The exercise: Find every line in the records below that holds the word "eléctrica" and copy it.

Listed records:
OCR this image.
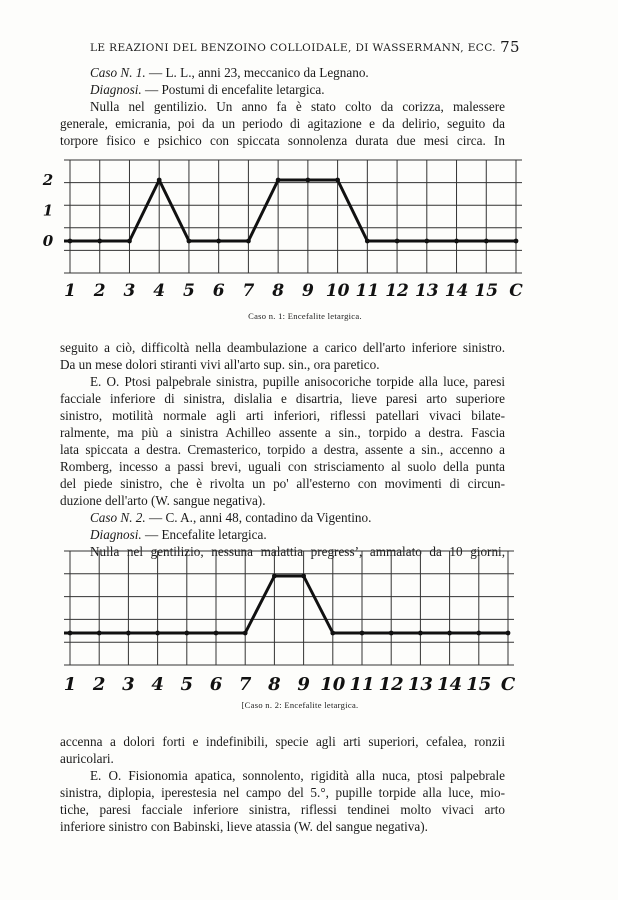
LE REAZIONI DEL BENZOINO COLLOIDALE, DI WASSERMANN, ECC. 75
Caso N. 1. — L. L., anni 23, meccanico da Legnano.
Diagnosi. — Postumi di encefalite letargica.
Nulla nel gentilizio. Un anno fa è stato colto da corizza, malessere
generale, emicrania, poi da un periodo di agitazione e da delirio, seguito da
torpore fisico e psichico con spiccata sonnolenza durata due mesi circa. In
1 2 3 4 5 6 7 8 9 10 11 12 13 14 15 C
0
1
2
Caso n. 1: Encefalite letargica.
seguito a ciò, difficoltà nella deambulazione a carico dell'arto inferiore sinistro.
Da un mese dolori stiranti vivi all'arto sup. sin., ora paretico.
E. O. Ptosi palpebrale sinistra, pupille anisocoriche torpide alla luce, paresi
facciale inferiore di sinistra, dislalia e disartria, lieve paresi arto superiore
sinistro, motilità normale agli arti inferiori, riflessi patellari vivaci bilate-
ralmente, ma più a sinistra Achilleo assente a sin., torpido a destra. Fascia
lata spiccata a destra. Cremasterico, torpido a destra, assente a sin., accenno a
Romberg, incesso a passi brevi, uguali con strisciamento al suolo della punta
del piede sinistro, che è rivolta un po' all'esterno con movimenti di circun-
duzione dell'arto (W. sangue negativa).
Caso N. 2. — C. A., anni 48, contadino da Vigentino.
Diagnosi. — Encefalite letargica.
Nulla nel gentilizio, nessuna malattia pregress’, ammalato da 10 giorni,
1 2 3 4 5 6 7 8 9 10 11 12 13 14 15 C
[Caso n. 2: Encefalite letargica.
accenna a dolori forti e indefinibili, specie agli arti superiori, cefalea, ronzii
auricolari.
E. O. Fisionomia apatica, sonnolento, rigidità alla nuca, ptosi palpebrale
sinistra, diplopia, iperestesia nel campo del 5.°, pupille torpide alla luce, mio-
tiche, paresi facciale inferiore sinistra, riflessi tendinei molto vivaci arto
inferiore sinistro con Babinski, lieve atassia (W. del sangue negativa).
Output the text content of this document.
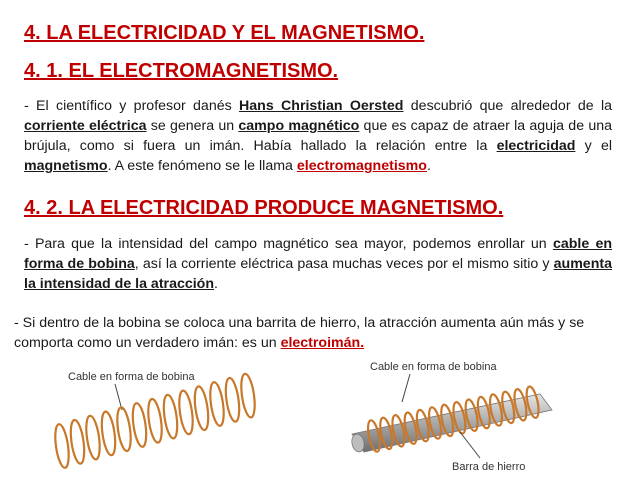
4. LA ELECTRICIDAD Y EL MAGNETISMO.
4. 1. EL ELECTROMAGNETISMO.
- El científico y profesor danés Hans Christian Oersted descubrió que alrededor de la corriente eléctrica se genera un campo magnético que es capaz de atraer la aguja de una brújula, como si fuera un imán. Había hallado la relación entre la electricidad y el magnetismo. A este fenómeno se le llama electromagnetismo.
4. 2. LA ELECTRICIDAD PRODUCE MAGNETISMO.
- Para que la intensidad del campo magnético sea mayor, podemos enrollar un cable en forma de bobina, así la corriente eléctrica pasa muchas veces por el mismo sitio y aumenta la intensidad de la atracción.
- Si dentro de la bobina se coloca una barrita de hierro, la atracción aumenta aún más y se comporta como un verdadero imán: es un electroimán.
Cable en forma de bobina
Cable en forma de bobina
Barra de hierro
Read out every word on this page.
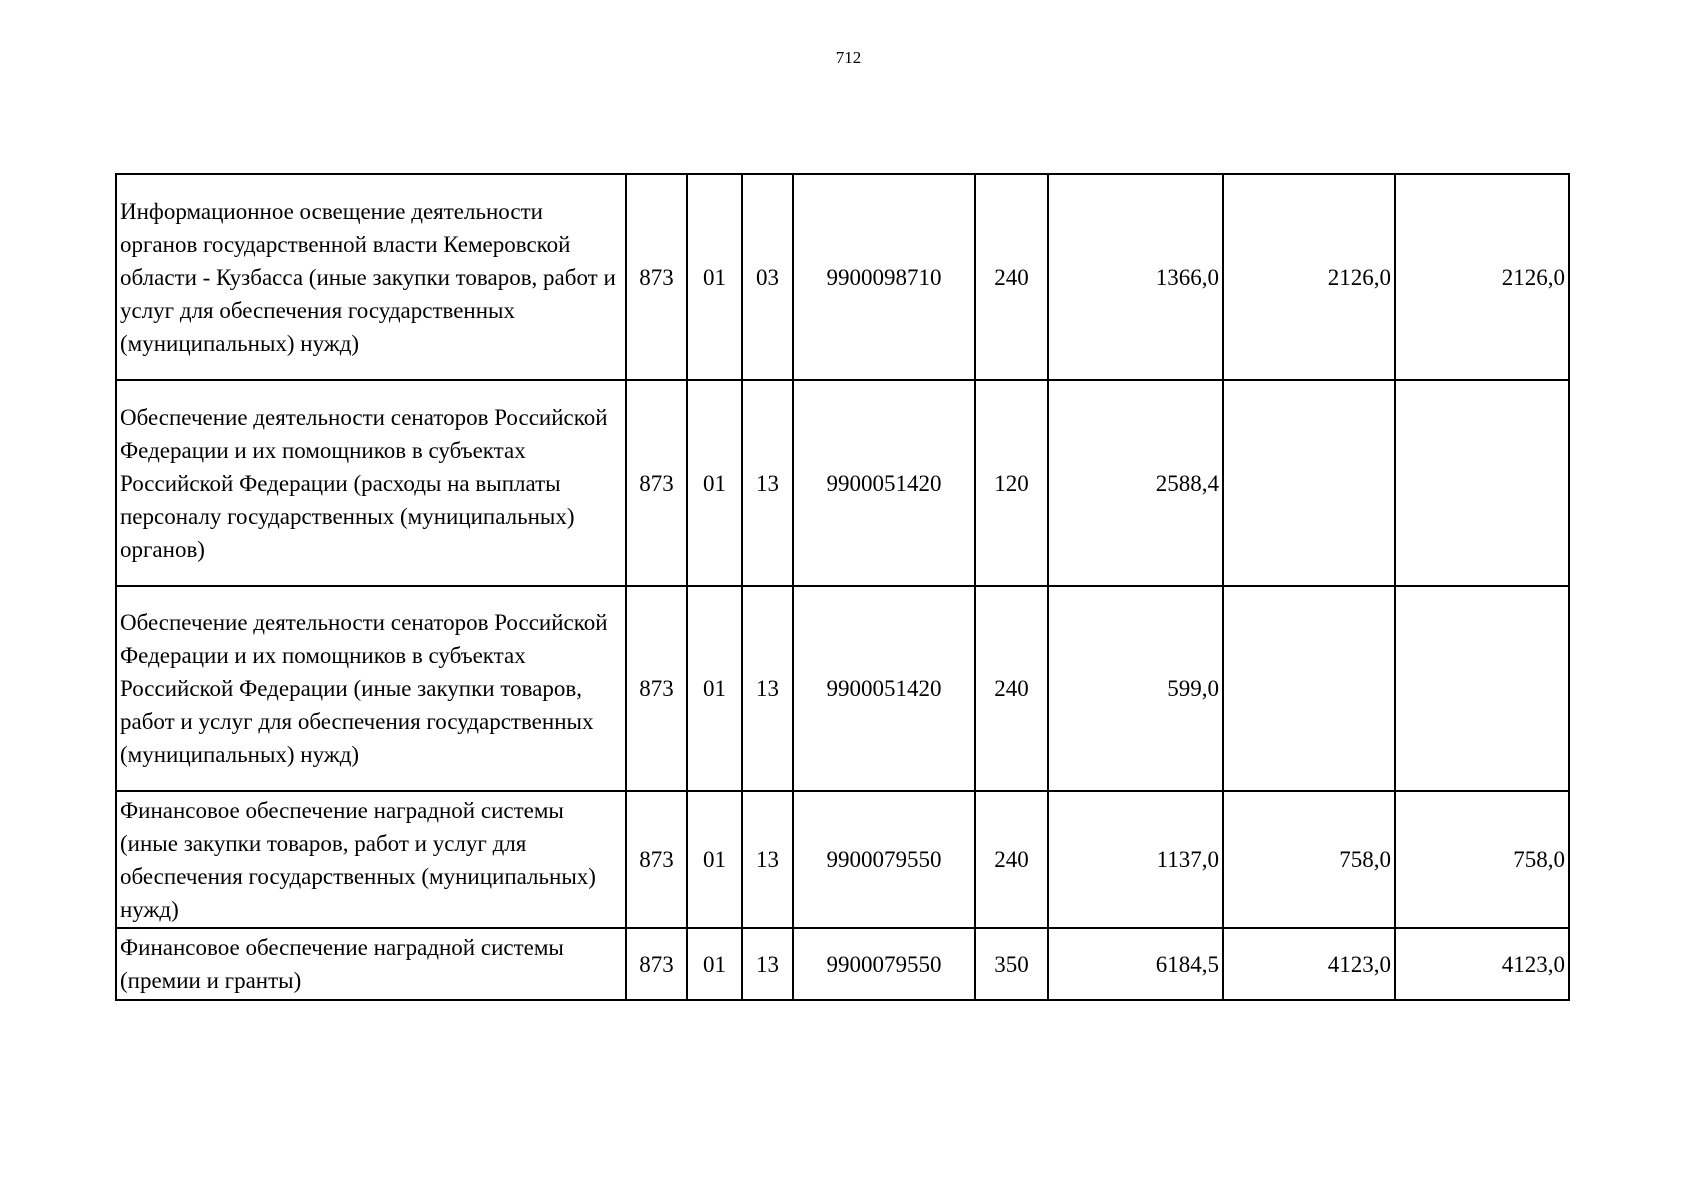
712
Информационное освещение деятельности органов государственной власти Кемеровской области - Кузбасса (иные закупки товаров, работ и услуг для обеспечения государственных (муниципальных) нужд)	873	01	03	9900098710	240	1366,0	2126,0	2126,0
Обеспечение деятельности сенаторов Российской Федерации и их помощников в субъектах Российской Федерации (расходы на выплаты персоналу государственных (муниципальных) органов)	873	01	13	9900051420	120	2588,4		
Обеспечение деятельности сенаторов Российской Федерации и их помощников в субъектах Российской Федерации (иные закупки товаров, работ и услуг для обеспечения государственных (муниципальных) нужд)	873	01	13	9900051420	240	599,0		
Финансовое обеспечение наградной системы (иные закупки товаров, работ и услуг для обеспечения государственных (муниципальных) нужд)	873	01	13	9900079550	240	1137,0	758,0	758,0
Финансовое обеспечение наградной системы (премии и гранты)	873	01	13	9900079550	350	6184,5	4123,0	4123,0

Solved problem:
- El científico y profesor danés Hans Christian Oersted descubrió que alrededor de la corriente eléctrica se genera un campo magnético que es capaz de atraer la aguja de una brújula, como si fuera un imán. Había hallado la relación entre la electricidad y el magnetismo. A este fenómeno se le llama electromagnetismo.
- Para que la intensidad del campo magnético sea mayor, podemos enrollar un cable en forma de bobina, así la corriente eléctrica pasa muchas veces por el mismo sitio y aumenta la intensidad de la atracción.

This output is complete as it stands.